Abstract
Complex hydrological models find adequate formalization in co-nodal systems, given the abundance, multiplication, dynamics, relations of elements (hubs and nodes) and systems (basins and rivers), as well as chronologies. Hydrological models function on the principle of nodes and orientations. Hypo-cycloids (in the text: h-Cycloids) are time-spatial categories; the subject of hydrodynamic nonlinear analysis, they do not exist entirely realistically as recent flows, but are present only partially, phased, as partial flows. Hypo-cycloids are formed by summing cycles with a combination of overlapping and alternating flows. Cycles are time-spatial categories of co-nodal reconstruction. Fluvial dynamics is logically composed of nodal sets, hub systems, and junctions that are polyvalues (polyvalent, multi-oriented, cyclic) of a diverse model rather than a single-oriented output of just a simple physical model. The chapter examines four of the world's largest interfluviums: Parana-Paraguay, Euphrates-Tigris, Mississippi-Ohio, Danube-Tisza.

Tasks and exercises:
1/ According to the hydrology abstract, why do complex hydrological models find adequate formalization in co-nodal systems? Answer in one to three sentences.
2/ From the listing, print verbatim the lines starting with the line with "Patent image size: (1337, 931)." and going on through the line with "The conductor 111 is at (1100, 360).".
The listing that comes next is separate material, unrelated to the hydrology abstract.

Given records:
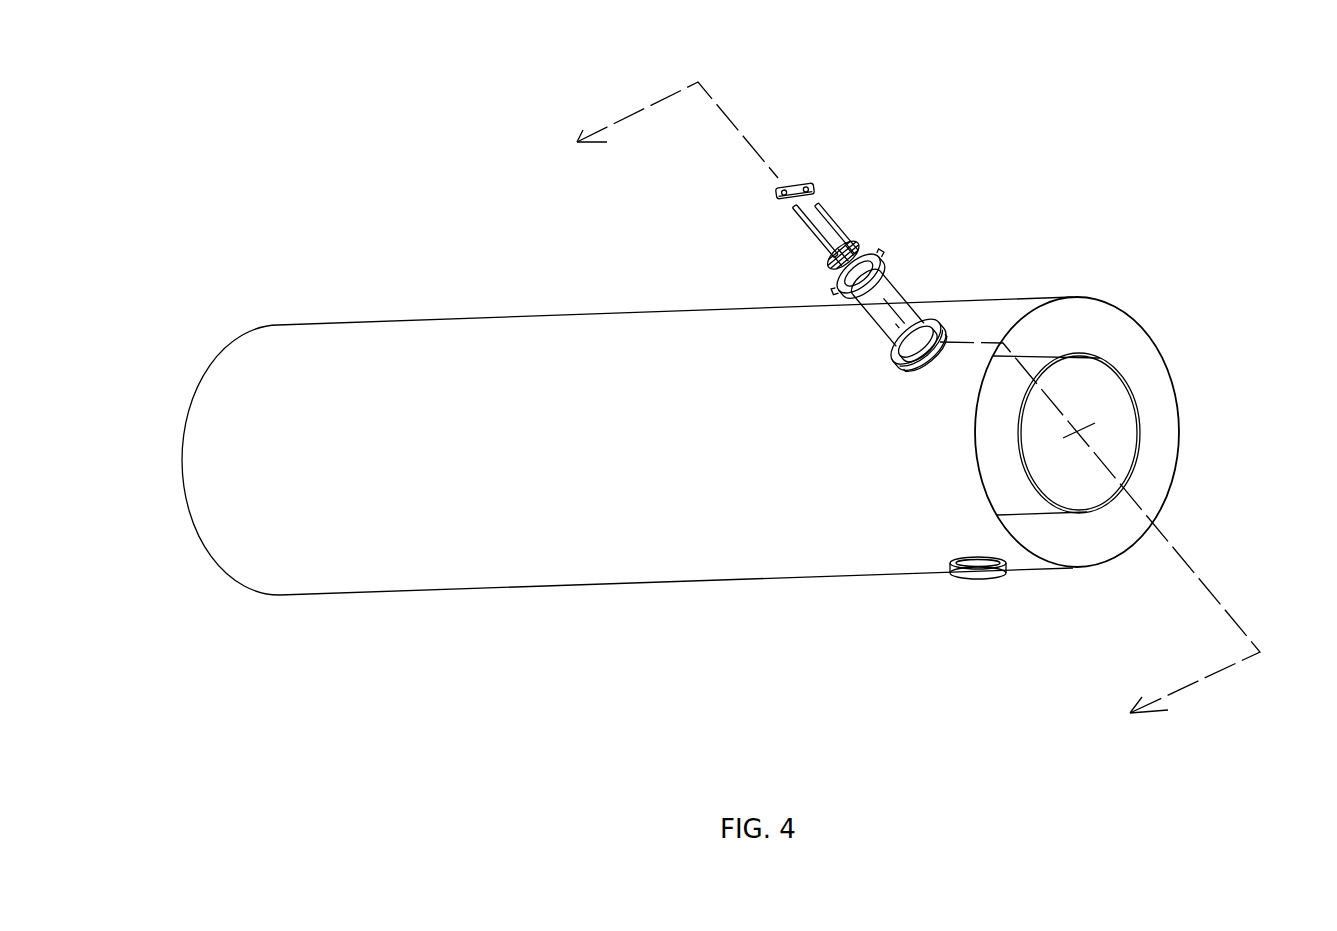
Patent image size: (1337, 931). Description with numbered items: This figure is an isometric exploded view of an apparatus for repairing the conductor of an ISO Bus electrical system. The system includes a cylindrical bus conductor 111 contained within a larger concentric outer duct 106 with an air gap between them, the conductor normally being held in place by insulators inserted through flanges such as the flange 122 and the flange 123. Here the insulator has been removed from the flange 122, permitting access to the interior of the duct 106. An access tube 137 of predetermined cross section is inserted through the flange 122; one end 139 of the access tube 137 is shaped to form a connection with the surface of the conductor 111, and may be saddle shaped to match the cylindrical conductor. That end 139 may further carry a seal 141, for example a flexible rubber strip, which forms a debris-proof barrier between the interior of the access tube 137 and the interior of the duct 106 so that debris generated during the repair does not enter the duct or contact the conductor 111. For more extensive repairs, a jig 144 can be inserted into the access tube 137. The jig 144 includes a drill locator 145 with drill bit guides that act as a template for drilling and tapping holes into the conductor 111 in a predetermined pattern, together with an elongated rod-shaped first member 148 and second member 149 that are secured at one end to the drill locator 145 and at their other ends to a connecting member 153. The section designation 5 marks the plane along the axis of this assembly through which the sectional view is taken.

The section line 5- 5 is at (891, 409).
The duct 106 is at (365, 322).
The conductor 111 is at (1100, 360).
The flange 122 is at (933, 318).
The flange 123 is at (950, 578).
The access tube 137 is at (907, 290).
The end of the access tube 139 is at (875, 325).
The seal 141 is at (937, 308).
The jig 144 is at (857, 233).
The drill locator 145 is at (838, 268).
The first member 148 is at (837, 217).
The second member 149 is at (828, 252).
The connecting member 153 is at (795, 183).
---
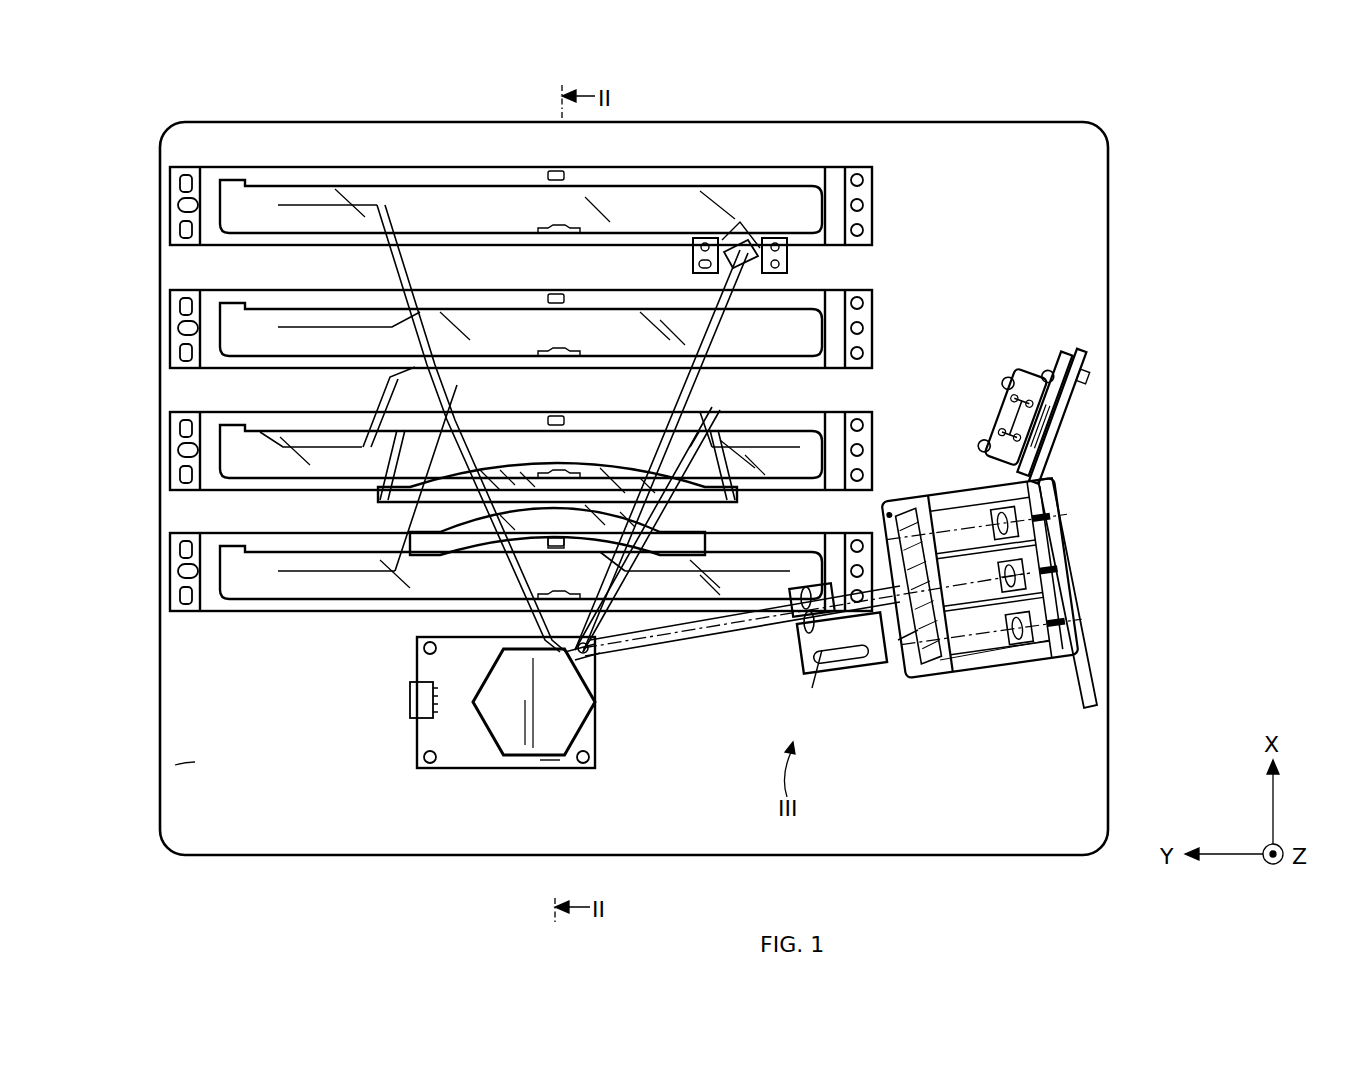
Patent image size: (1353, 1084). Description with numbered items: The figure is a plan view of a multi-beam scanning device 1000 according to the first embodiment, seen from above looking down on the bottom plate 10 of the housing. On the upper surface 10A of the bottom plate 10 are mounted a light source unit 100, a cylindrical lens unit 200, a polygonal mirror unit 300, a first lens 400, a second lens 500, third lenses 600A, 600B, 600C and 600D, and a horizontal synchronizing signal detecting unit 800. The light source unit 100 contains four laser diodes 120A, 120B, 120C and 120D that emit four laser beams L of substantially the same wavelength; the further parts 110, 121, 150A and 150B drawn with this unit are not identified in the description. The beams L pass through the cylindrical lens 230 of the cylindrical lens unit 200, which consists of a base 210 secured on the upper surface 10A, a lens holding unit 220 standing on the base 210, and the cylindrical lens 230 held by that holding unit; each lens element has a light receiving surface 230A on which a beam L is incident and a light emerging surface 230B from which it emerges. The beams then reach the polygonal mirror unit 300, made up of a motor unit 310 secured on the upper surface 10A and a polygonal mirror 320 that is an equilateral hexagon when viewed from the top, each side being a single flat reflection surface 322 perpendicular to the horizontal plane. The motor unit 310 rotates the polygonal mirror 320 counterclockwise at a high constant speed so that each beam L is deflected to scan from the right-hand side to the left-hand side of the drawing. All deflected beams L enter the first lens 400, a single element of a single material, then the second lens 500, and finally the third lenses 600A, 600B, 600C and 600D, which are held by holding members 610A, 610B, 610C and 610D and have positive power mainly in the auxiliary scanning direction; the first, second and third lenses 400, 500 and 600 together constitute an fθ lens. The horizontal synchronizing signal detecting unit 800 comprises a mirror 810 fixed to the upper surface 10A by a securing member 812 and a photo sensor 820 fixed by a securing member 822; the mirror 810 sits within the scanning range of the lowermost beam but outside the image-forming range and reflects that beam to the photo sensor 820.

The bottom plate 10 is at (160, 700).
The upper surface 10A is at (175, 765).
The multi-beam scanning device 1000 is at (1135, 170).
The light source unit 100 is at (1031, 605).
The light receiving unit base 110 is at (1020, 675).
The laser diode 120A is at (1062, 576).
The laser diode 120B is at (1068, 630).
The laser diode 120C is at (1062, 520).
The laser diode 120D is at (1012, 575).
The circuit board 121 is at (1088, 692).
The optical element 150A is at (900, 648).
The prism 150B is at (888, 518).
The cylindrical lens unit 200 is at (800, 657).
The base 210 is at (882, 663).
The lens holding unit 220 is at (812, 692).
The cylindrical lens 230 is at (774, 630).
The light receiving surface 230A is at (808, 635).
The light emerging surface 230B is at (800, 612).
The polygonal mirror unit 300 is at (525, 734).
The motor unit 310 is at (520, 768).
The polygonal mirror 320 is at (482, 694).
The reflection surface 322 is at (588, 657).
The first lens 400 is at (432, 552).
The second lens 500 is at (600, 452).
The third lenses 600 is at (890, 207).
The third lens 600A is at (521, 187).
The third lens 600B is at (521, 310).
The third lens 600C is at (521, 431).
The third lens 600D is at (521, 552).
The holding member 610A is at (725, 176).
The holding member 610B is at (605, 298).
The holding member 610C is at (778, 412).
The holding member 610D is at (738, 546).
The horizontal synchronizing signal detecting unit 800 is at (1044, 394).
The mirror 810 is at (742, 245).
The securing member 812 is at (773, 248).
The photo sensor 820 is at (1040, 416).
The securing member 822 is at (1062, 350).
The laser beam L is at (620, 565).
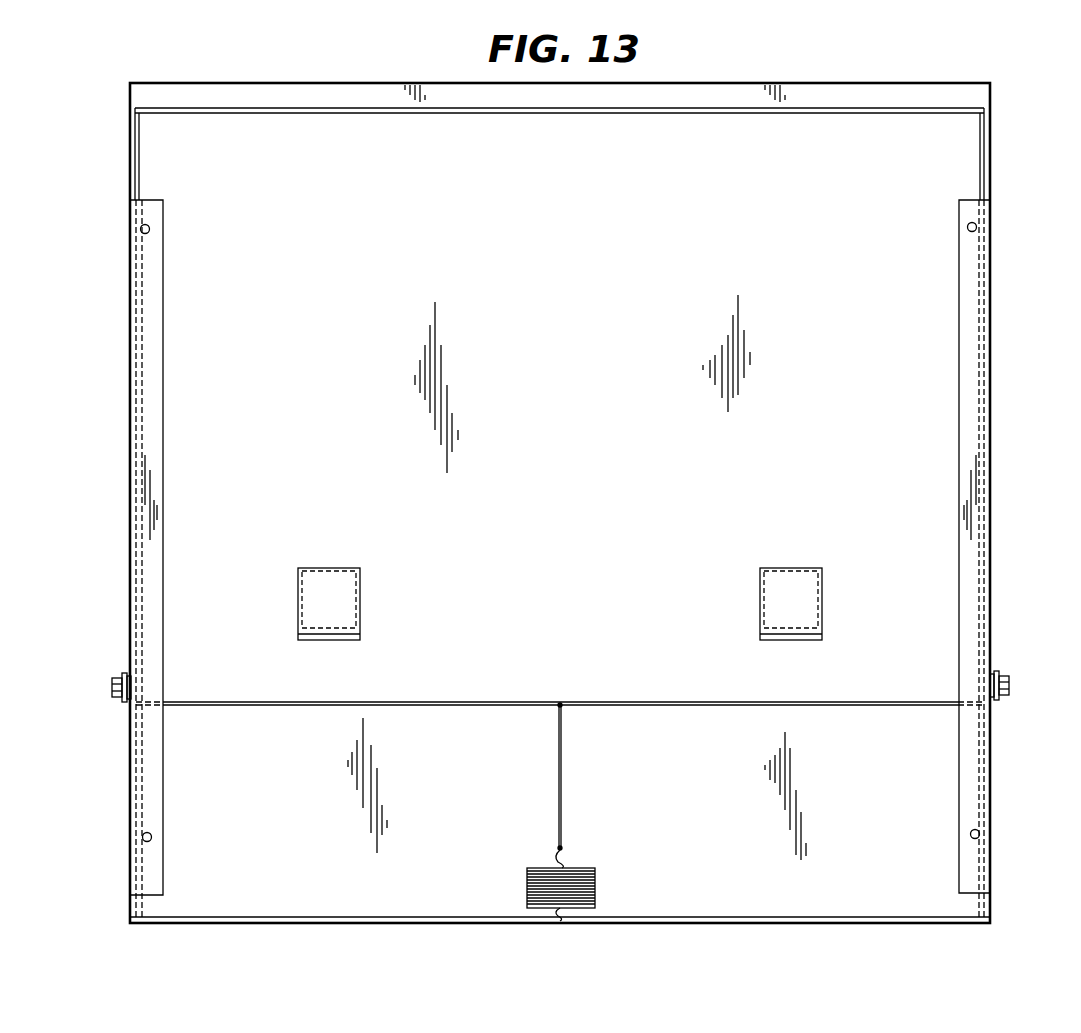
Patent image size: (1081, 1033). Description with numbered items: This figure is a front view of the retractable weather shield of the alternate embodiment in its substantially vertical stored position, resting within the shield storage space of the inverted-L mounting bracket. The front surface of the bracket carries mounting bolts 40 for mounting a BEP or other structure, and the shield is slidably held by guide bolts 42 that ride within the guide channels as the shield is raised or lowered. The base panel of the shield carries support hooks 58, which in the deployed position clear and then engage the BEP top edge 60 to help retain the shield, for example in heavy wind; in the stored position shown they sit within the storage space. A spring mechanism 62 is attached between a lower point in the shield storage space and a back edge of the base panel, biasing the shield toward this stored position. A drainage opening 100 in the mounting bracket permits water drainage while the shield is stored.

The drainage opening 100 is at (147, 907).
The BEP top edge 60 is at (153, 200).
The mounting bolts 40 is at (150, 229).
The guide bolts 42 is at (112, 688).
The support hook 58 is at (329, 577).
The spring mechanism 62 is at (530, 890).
...
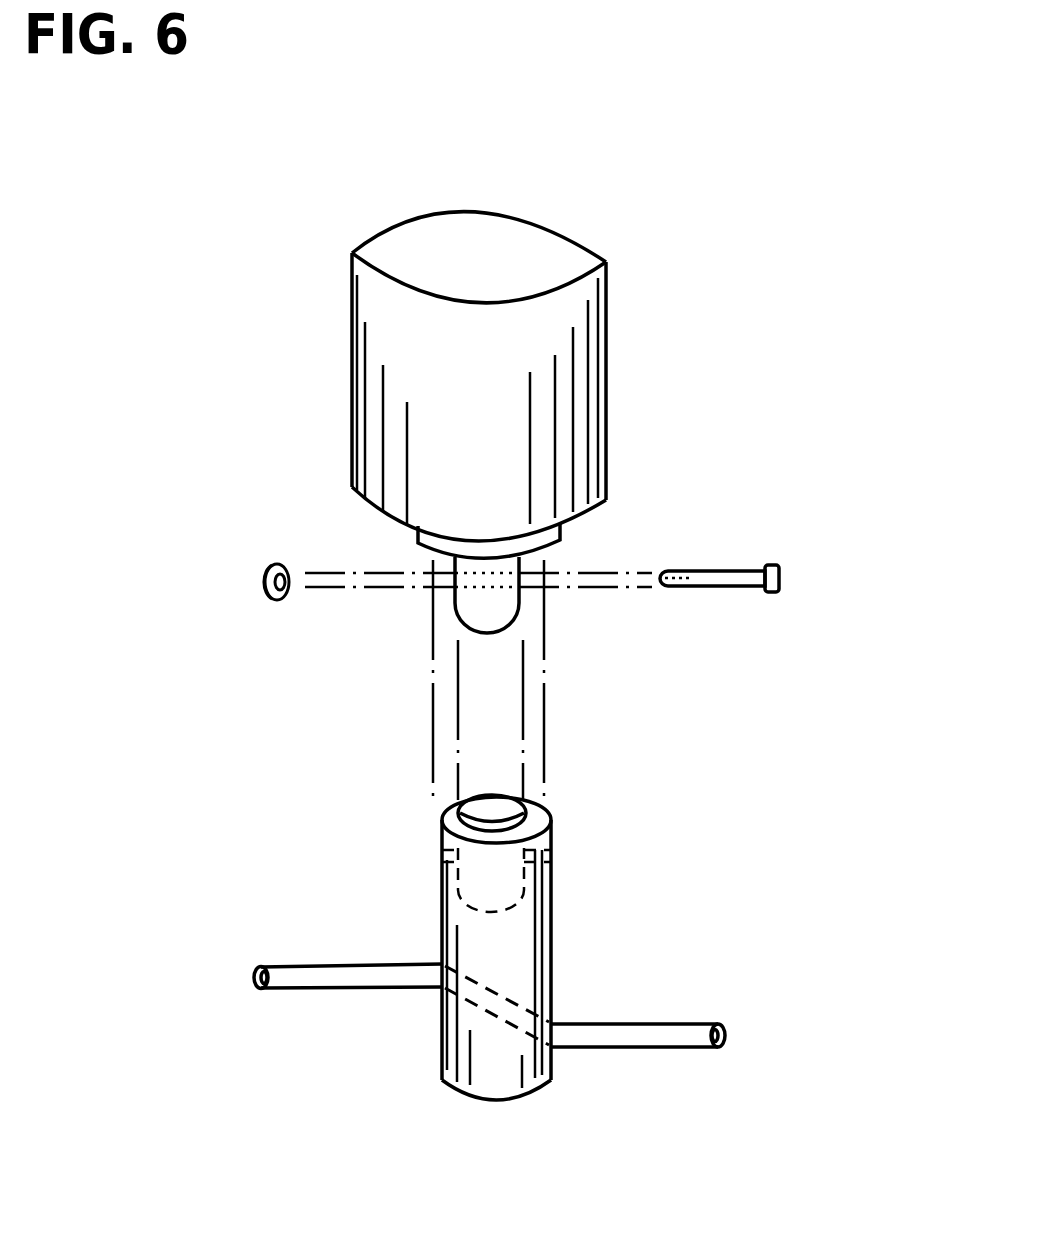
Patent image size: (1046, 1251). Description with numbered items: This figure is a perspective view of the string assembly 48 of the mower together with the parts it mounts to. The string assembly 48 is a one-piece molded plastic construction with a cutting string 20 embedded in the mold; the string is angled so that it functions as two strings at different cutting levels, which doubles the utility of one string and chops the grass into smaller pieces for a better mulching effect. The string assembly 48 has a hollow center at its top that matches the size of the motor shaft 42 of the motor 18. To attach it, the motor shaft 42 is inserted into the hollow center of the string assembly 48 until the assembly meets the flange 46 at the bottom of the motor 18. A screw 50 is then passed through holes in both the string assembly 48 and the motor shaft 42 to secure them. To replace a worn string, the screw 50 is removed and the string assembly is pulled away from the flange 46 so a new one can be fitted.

Response list:
1/ Complex hydrological models find adequate formalization in co-nodal systems because of the abundance, multiplication, dynamics and relations of their elements (hubs and nodes) and systems (basins and rivers). Chronologies also play a part.

2/
Patent image size: (1337, 931). Description with numbered items: This figure is an isometric exploded view of an apparatus for repairing the conductor of an ISO Bus electrical system. The system includes a cylindrical bus conductor 111 contained within a larger concentric outer duct 106 with an air gap between them, the conductor normally being held in place by insulators inserted through flanges such as the flange 122 and the flange 123. Here the insulator has been removed from the flange 122, permitting access to the interior of the duct 106. An access tube 137 of predetermined cross section is inserted through the flange 122; one end 139 of the access tube 137 is shaped to form a connection with the surface of the conductor 111, and may be saddle shaped to match the cylindrical conductor. That end 139 may further carry a seal 141, for example a flexible rubber strip, which forms a debris-proof barrier between the interior of the access tube 137 and the interior of the duct 106 so that debris generated during the repair does not enter the duct or contact the conductor 111. For more extensive repairs, a jig 144 can be inserted into the access tube 137. The jig 144 includes a drill locator 145 with drill bit guides that act as a template for drilling and tapping holes into the conductor 111 in a predetermined pattern, together with an elongated rod-shaped first member 148 and second member 149 that are secured at one end to the drill locator 145 and at their other ends to a connecting member 153. The section designation 5 marks the plane along the axis of this assembly through which the sectional view is taken.

The section line 5- 5 is at (891, 409).
The duct 106 is at (365, 322).
The conductor 111 is at (1100, 360).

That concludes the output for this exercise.